• **Directive**: Reproduce all of the data below without alteration; exclude every picture.

Records from a data collection:
◆ ◆ ◆ ◆ ◆
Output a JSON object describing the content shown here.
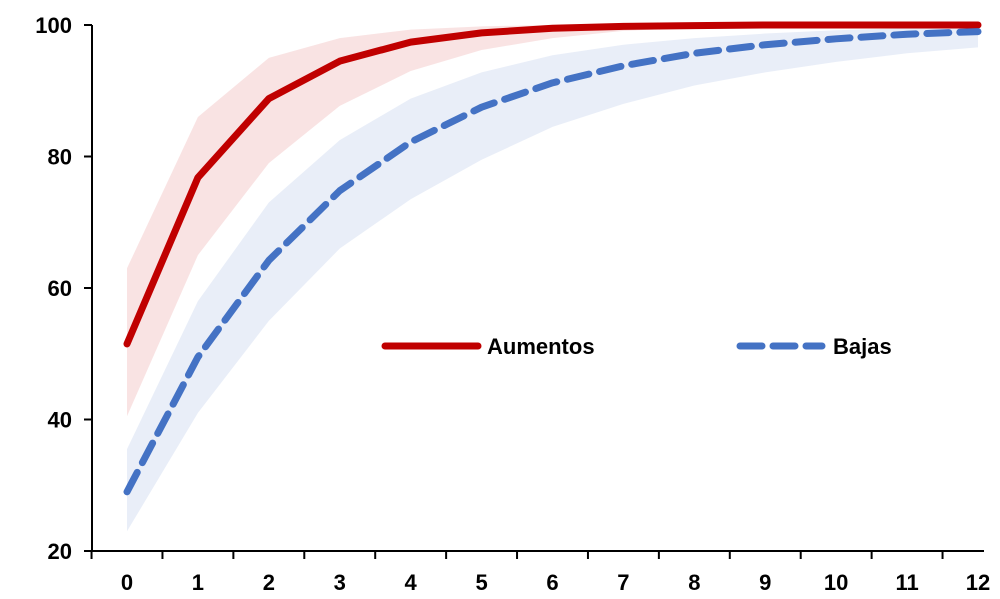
{
  "chart_data": {
    "type": "line",
    "title": "",
    "xlabel": "",
    "ylabel": "",
    "x": [
      0,
      1,
      2,
      3,
      4,
      5,
      6,
      7,
      8,
      9,
      10,
      11,
      12
    ],
    "x_tick_labels": [
      "0",
      "1",
      "2",
      "3",
      "4",
      "5",
      "6",
      "7",
      "8",
      "9",
      "10",
      "11",
      "12"
    ],
    "y_tick_labels": [
      "20",
      "40",
      "60",
      "80",
      "100"
    ],
    "xlim": [
      0,
      12
    ],
    "ylim": [
      20,
      100
    ],
    "grid": false,
    "legend_position": "center-right",
    "series": [
      {
        "name": "Aumentos",
        "color": "#c00000",
        "band_color": "#f4cccc",
        "line_style": "solid",
        "values": [
          51.5,
          76.8,
          88.8,
          94.5,
          97.4,
          98.8,
          99.5,
          99.8,
          99.9,
          100.0,
          100.0,
          100.0,
          100.0
        ],
        "band_lower": [
          40.5,
          65.0,
          79.0,
          87.7,
          93.0,
          96.2,
          98.0,
          99.1,
          99.6,
          99.8,
          99.9,
          100.0,
          100.0
        ],
        "band_upper": [
          63.0,
          86.0,
          95.0,
          98.0,
          99.3,
          99.8,
          100.0,
          100.0,
          100.0,
          100.0,
          100.0,
          100.0,
          100.0
        ]
      },
      {
        "name": "Bajas",
        "color": "#4472c4",
        "band_color": "#dae3f3",
        "line_style": "dashed",
        "values": [
          29.0,
          49.5,
          64.2,
          74.8,
          82.2,
          87.5,
          91.2,
          93.8,
          95.7,
          97.0,
          97.9,
          98.6,
          99.0
        ],
        "band_lower": [
          23.0,
          41.0,
          55.0,
          66.0,
          73.5,
          79.5,
          84.5,
          88.0,
          90.8,
          92.8,
          94.4,
          95.7,
          96.6
        ],
        "band_upper": [
          35.5,
          58.0,
          73.0,
          82.5,
          88.8,
          92.8,
          95.4,
          97.0,
          98.0,
          98.7,
          99.2,
          99.5,
          99.7
        ]
      }
    ]
  }
}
◆ ◆ ◆ ◆ ◆
• **Exercise result**:
Output a JSON object describing the content shown here.
{
  "chart_data": {
    "type": "line",
    "title": "",
    "xlabel": "",
    "ylabel": "",
    "x": [
      0,
      1,
      2,
      3,
      4,
      5,
      6,
      7,
      8,
      9,
      10,
      11,
      12
    ],
    "x_tick_labels": [
      "0",
      "1",
      "2",
      "3",
      "4",
      "5",
      "6",
      "7",
      "8",
      "9",
      "10",
      "11",
      "12"
    ],
    "y_tick_labels": [
      "20",
      "40",
      "60",
      "80",
      "100"
    ],
    "xlim": [
      0,
      12
    ],
    "ylim": [
      20,
      100
    ],
    "grid": false,
    "legend_position": "center-right",
    "series": [
      {
        "name": "Aumentos",
        "color": "#c00000",
        "band_color": "#f4cccc",
        "line_style": "solid",
        "values": [
          51.5,
          76.8,
          88.8,
          94.5,
          97.4,
          98.8,
          99.5,
          99.8,
          99.9,
          100.0,
          100.0,
          100.0,
          100.0
        ],
        "band_lower": [
          40.5,
          65.0,
          79.0,
          87.7,
          93.0,
          96.2,
          98.0,
          99.1,
          99.6,
          99.8,
          99.9,
          100.0,
          100.0
        ],
        "band_upper": [
          63.0,
          86.0,
          95.0,
          98.0,
          99.3,
          99.8,
          100.0,
          100.0,
          100.0,
          100.0,
          100.0,
          100.0,
          100.0
        ]
      },
      {
        "name": "Bajas",
        "color": "#4472c4",
        "band_color": "#dae3f3",
        "line_style": "dashed",
        "values": [
          29.0,
          49.5,
          64.2,
          74.8,
          82.2,
          87.5,
          91.2,
          93.8,
          95.7,
          97.0,
          97.9,
          98.6,
          99.0
        ],
        "band_lower": [
          23.0,
          41.0,
          55.0,
          66.0,
          73.5,
          79.5,
          84.5,
          88.0,
          90.8,
          92.8,
          94.4,
          95.7,
          96.6
        ],
        "band_upper": [
          35.5,
          58.0,
          73.0,
          82.5,
          88.8,
          92.8,
          95.4,
          97.0,
          98.0,
          98.7,
          99.2,
          99.5,
          99.7
        ]
      }
    ]
  }
}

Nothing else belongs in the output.